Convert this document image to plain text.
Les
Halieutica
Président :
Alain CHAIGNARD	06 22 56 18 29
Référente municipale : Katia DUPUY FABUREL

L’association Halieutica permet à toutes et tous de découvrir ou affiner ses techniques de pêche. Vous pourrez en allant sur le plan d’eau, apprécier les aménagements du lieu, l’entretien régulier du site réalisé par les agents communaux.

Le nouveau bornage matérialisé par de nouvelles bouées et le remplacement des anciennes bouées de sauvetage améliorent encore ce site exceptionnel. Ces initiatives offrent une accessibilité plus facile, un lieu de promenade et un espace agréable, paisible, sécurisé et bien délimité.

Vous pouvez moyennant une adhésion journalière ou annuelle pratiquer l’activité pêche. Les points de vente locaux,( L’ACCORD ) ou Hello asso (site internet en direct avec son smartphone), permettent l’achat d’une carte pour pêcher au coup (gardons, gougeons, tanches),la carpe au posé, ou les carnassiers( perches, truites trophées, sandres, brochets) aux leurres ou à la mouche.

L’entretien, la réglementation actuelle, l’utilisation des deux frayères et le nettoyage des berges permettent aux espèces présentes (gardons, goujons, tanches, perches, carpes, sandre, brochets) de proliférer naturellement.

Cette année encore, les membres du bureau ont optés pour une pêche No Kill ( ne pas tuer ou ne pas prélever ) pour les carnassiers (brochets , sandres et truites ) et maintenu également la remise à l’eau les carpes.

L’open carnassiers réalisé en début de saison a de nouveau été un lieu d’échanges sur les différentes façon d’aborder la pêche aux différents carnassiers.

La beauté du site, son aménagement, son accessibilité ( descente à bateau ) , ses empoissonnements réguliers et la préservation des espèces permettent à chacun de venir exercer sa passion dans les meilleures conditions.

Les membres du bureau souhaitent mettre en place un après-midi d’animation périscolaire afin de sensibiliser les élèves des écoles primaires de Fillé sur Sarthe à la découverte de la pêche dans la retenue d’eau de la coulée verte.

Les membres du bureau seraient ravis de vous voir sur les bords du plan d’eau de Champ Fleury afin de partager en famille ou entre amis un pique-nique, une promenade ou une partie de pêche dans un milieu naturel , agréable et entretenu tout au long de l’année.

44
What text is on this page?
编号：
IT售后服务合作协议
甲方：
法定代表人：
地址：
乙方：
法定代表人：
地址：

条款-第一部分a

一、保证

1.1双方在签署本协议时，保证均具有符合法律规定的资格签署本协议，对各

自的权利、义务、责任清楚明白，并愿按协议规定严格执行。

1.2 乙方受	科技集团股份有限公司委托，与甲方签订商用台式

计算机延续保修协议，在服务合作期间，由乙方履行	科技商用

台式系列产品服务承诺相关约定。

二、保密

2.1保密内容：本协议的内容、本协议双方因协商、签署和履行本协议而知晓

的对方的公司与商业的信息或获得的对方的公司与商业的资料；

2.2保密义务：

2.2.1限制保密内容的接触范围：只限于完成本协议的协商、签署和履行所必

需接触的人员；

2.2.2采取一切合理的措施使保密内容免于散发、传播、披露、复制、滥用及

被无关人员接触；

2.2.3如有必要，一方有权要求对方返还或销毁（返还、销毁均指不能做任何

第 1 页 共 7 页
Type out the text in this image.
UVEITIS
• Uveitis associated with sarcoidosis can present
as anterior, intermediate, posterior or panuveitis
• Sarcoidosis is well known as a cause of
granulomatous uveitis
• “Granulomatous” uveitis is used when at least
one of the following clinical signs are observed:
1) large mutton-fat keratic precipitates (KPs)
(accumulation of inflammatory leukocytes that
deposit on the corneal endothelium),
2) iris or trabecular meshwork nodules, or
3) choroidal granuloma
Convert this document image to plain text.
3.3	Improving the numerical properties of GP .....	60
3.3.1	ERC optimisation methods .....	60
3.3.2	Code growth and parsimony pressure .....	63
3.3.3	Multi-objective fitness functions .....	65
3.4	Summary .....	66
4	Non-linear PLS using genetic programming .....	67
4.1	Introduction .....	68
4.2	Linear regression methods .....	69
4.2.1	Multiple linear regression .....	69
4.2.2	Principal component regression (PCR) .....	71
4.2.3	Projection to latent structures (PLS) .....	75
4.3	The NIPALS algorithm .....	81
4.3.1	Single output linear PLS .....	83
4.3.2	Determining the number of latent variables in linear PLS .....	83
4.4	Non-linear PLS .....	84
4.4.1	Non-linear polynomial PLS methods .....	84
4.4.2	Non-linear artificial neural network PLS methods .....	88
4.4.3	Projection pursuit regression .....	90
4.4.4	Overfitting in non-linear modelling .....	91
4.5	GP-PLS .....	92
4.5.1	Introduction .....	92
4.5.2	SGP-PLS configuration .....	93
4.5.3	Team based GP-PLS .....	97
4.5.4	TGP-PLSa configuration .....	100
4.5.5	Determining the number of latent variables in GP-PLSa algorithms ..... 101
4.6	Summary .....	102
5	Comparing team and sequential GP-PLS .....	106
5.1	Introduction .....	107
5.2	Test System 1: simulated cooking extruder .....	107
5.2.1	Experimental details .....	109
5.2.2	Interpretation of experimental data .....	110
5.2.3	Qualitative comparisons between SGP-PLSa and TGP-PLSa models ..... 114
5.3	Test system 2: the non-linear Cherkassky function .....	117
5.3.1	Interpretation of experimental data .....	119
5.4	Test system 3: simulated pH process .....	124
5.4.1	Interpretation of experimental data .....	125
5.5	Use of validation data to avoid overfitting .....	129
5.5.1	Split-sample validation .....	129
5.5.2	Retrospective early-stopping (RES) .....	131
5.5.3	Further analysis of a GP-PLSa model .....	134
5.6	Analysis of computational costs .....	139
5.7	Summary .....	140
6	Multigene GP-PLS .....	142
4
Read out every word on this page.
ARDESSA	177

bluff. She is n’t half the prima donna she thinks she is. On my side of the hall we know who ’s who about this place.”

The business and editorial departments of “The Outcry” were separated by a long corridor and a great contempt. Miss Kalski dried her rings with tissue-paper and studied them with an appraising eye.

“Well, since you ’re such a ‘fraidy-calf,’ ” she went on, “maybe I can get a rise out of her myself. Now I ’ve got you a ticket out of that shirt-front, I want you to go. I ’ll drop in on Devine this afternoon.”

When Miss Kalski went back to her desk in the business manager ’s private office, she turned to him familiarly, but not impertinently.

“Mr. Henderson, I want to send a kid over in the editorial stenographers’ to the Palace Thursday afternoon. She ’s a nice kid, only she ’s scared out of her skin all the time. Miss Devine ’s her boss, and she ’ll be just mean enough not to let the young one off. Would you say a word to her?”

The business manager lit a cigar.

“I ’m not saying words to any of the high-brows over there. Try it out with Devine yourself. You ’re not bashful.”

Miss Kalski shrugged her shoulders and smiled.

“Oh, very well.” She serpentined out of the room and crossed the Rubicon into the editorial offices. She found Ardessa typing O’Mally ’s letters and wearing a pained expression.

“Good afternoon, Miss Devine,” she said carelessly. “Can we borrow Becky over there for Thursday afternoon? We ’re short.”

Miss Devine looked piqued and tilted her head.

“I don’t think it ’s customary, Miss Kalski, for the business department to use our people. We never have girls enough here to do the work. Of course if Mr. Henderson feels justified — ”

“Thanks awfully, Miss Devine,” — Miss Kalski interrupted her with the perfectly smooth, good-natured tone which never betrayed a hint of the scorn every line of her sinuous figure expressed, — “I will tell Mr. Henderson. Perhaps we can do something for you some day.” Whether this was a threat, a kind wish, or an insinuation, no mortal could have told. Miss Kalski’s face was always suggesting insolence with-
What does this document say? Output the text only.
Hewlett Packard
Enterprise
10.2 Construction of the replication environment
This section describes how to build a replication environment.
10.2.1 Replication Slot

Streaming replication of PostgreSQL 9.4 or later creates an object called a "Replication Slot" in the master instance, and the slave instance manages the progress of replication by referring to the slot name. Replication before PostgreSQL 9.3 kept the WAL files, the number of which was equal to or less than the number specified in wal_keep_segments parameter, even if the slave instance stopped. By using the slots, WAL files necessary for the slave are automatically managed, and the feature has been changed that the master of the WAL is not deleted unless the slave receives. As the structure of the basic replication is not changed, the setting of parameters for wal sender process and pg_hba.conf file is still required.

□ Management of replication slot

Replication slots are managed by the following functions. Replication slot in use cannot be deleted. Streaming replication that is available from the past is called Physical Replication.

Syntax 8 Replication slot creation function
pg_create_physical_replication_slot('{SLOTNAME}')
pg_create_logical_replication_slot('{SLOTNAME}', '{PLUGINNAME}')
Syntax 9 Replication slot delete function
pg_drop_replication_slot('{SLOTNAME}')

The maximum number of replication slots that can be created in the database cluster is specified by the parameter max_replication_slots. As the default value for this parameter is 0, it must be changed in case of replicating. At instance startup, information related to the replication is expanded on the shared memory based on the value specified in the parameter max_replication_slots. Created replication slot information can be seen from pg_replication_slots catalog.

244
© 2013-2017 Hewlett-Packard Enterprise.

────────────────

**Directions:**
Check each line above for the string "Interpretation", then copy the ones that have it.

**Finished task:**
5.2.2	Interpretation of experimental data .....	110
5.3.1	Interpretation of experimental data .....	119
5.4.1	Interpretation of experimental data .....	125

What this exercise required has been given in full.